[START THE RECORDS]
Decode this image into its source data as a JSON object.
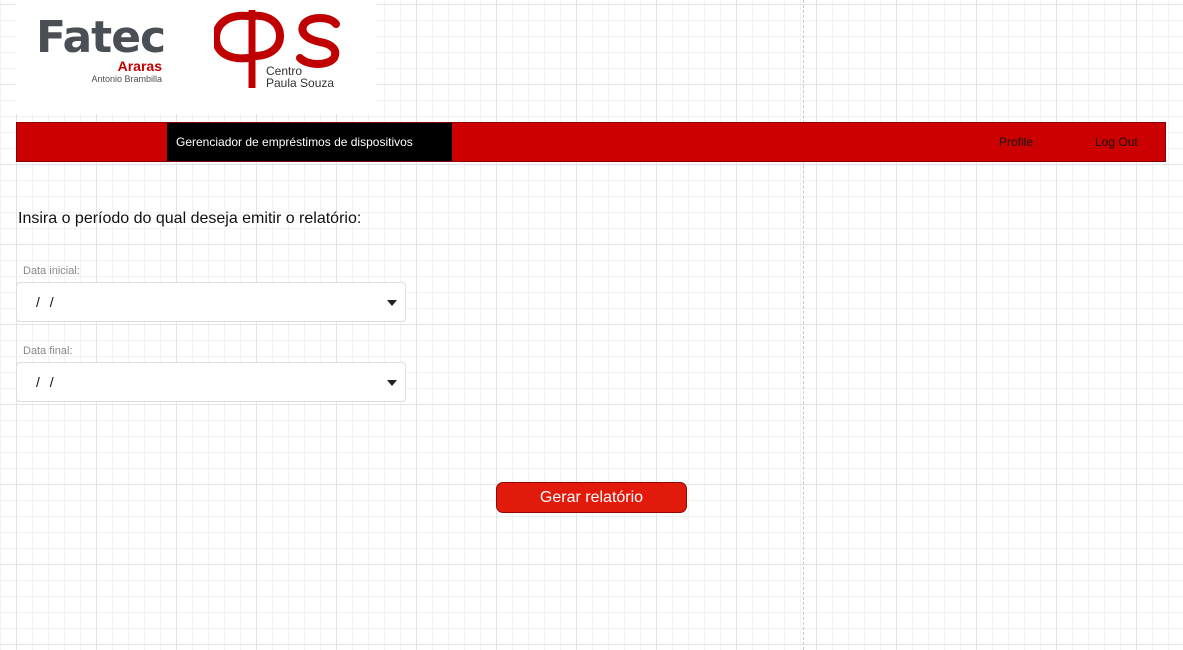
{
  "logos": {
    "fatec": {
      "name": "Fatec",
      "city": "Araras",
      "subtitle": "Antonio Brambilla"
    },
    "cps": {
      "line1": "Centro",
      "line2": "Paula Souza"
    }
  },
  "navbar": {
    "title": "Gerenciador de empréstimos de dispositivos",
    "links": [
      {
        "label": "Profile"
      },
      {
        "label": "Log Out"
      }
    ]
  },
  "form": {
    "instruction": "Insira o período do qual deseja emitir o relatório:",
    "start_date": {
      "label": "Data inicial:",
      "value": "/ /"
    },
    "end_date": {
      "label": "Data final:",
      "value": "/ /"
    },
    "submit_label": "Gerar relatório"
  },
  "colors": {
    "navbar_background": "#cc0000",
    "navbar_title_background": "#000000",
    "button_background": "#e21a0c",
    "brand_red": "#c00000",
    "fatec_gray": "#4a4f55"
  }
}
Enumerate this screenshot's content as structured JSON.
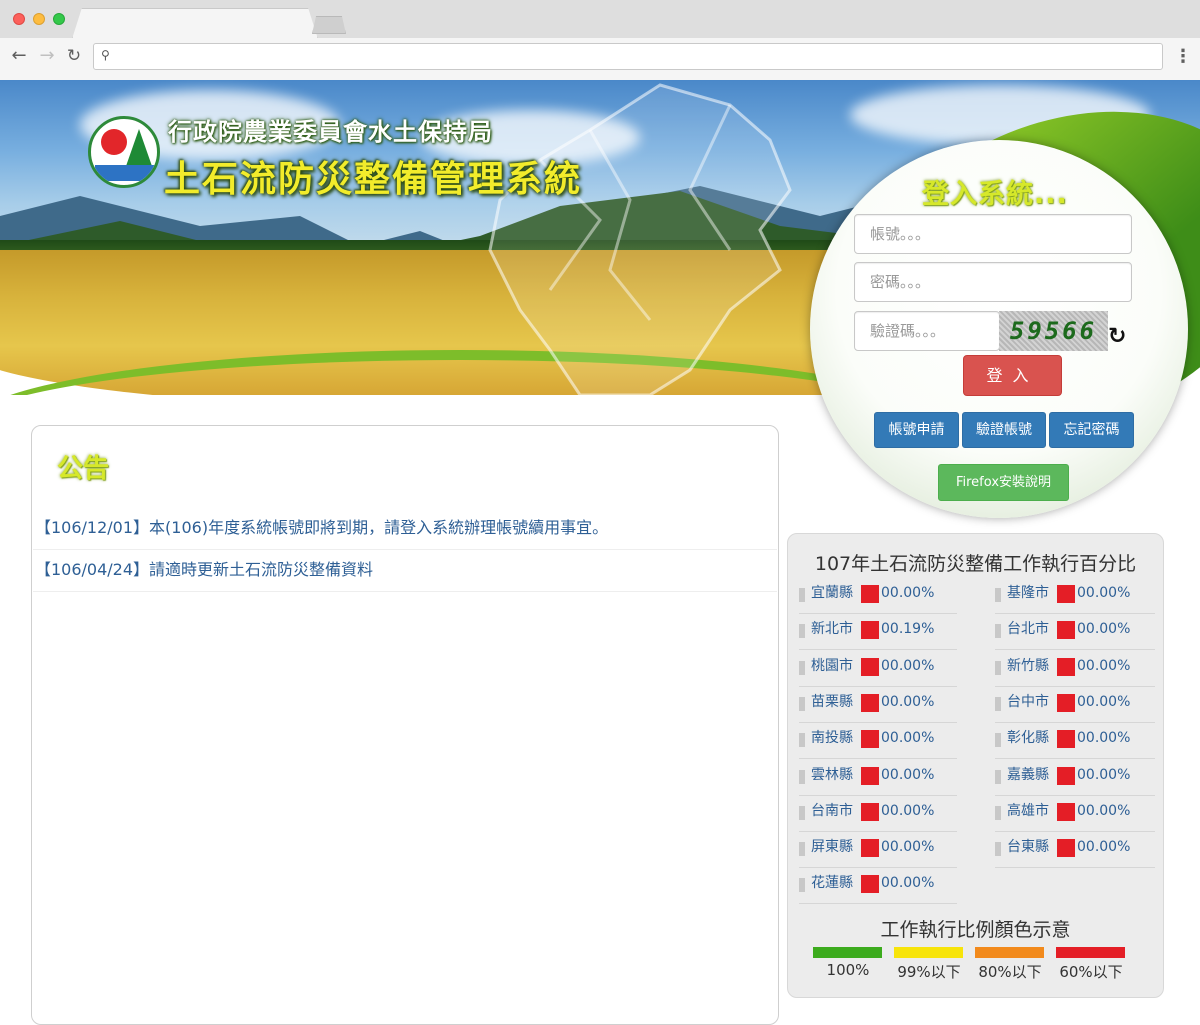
{
  "browser": {
    "url": ""
  },
  "header": {
    "agency": "行政院農業委員會水土保持局",
    "system": "土石流防災整備管理系統"
  },
  "login": {
    "title": "登入系統...",
    "account_placeholder": "帳號。。。",
    "password_placeholder": "密碼。。。",
    "captcha_placeholder": "驗證碼。。。",
    "captcha_code": "59566",
    "submit": "登入",
    "apply": "帳號申請",
    "verify": "驗證帳號",
    "forgot": "忘記密碼",
    "firefox": "Firefox安裝說明"
  },
  "announcements": {
    "title": "公告",
    "items": [
      "【106/12/01】本(106)年度系統帳號即將到期，請登入系統辦理帳號續用事宜。",
      "【106/04/24】請適時更新土石流防災整備資料"
    ]
  },
  "stats": {
    "title": "107年土石流防災整備工作執行百分比",
    "counties": [
      {
        "name": "宜蘭縣",
        "value": "00.00%",
        "color": "#e41e26"
      },
      {
        "name": "基隆市",
        "value": "00.00%",
        "color": "#e41e26"
      },
      {
        "name": "新北市",
        "value": "00.19%",
        "color": "#e41e26"
      },
      {
        "name": "台北市",
        "value": "00.00%",
        "color": "#e41e26"
      },
      {
        "name": "桃園市",
        "value": "00.00%",
        "color": "#e41e26"
      },
      {
        "name": "新竹縣",
        "value": "00.00%",
        "color": "#e41e26"
      },
      {
        "name": "苗栗縣",
        "value": "00.00%",
        "color": "#e41e26"
      },
      {
        "name": "台中市",
        "value": "00.00%",
        "color": "#e41e26"
      },
      {
        "name": "南投縣",
        "value": "00.00%",
        "color": "#e41e26"
      },
      {
        "name": "彰化縣",
        "value": "00.00%",
        "color": "#e41e26"
      },
      {
        "name": "雲林縣",
        "value": "00.00%",
        "color": "#e41e26"
      },
      {
        "name": "嘉義縣",
        "value": "00.00%",
        "color": "#e41e26"
      },
      {
        "name": "台南市",
        "value": "00.00%",
        "color": "#e41e26"
      },
      {
        "name": "高雄市",
        "value": "00.00%",
        "color": "#e41e26"
      },
      {
        "name": "屏東縣",
        "value": "00.00%",
        "color": "#e41e26"
      },
      {
        "name": "台東縣",
        "value": "00.00%",
        "color": "#e41e26"
      },
      {
        "name": "花蓮縣",
        "value": "00.00%",
        "color": "#e41e26"
      }
    ],
    "legend_title": "工作執行比例顏色示意",
    "legend": [
      {
        "label": "100%",
        "color": "#3cab1d"
      },
      {
        "label": "99%以下",
        "color": "#f7e40a"
      },
      {
        "label": "80%以下",
        "color": "#f28a1c"
      },
      {
        "label": "60%以下",
        "color": "#e41e26"
      }
    ]
  }
}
[END THE RECORDS]
PROBLEM REQUIREMENTS:
Every record above should come back exactly, but without its pictures.

SOLUTION TO THIS TASK:
Decode this image into its source data as a JSON object.
{
  "logos": {
    "fatec": {
      "name": "Fatec",
      "city": "Araras",
      "subtitle": "Antonio Brambilla"
    },
    "cps": {
      "line1": "Centro",
      "line2": "Paula Souza"
    }
  },
  "navbar": {
    "title": "Gerenciador de empréstimos de dispositivos",
    "links": [
      {
        "label": "Profile"
      },
      {
        "label": "Log Out"
      }
    ]
  },
  "form": {
    "instruction": "Insira o período do qual deseja emitir o relatório:",
    "start_date": {
      "label": "Data inicial:",
      "value": "/ /"
    },
    "end_date": {
      "label": "Data final:",
      "value": "/ /"
    },
    "submit_label": "Gerar relatório"
  },
  "colors": {
    "navbar_background": "#cc0000",
    "navbar_title_background": "#000000",
    "button_background": "#e21a0c",
    "brand_red": "#c00000",
    "fatec_gray": "#4a4f55"
  }
}
Enumerate this screenshot's content as structured JSON.
{
  "browser": {
    "url": ""
  },
  "header": {
    "agency": "行政院農業委員會水土保持局",
    "system": "土石流防災整備管理系統"
  },
  "login": {
    "title": "登入系統...",
    "account_placeholder": "帳號。。。",
    "password_placeholder": "密碼。。。",
    "captcha_placeholder": "驗證碼。。。",
    "captcha_code": "59566",
    "submit": "登入",
    "apply": "帳號申請",
    "verify": "驗證帳號",
    "forgot": "忘記密碼",
    "firefox": "Firefox安裝說明"
  },
  "announcements": {
    "title": "公告",
    "items": [
      "【106/12/01】本(106)年度系統帳號即將到期，請登入系統辦理帳號續用事宜。",
      "【106/04/24】請適時更新土石流防災整備資料"
    ]
  },
  "stats": {
    "title": "107年土石流防災整備工作執行百分比",
    "counties": [
      {
        "name": "宜蘭縣",
        "value": "00.00%",
        "color": "#e41e26"
      },
      {
        "name": "基隆市",
        "value": "00.00%",
        "color": "#e41e26"
      },
      {
        "name": "新北市",
        "value": "00.19%",
        "color": "#e41e26"
      },
      {
        "name": "台北市",
        "value": "00.00%",
        "color": "#e41e26"
      },
      {
        "name": "桃園市",
        "value": "00.00%",
        "color": "#e41e26"
      },
      {
        "name": "新竹縣",
        "value": "00.00%",
        "color": "#e41e26"
      },
      {
        "name": "苗栗縣",
        "value": "00.00%",
        "color": "#e41e26"
      },
      {
        "name": "台中市",
        "value": "00.00%",
        "color": "#e41e26"
      },
      {
        "name": "南投縣",
        "value": "00.00%",
        "color": "#e41e26"
      },
      {
        "name": "彰化縣",
        "value": "00.00%",
        "color": "#e41e26"
      },
      {
        "name": "雲林縣",
        "value": "00.00%",
        "color": "#e41e26"
      },
      {
        "name": "嘉義縣",
        "value": "00.00%",
        "color": "#e41e26"
      },
      {
        "name": "台南市",
        "value": "00.00%",
        "color": "#e41e26"
      },
      {
        "name": "高雄市",
        "value": "00.00%",
        "color": "#e41e26"
      },
      {
        "name": "屏東縣",
        "value": "00.00%",
        "color": "#e41e26"
      },
      {
        "name": "台東縣",
        "value": "00.00%",
        "color": "#e41e26"
      },
      {
        "name": "花蓮縣",
        "value": "00.00%",
        "color": "#e41e26"
      }
    ],
    "legend_title": "工作執行比例顏色示意",
    "legend": [
      {
        "label": "100%",
        "color": "#3cab1d"
      },
      {
        "label": "99%以下",
        "color": "#f7e40a"
      },
      {
        "label": "80%以下",
        "color": "#f28a1c"
      },
      {
        "label": "60%以下",
        "color": "#e41e26"
      }
    ]
  }
}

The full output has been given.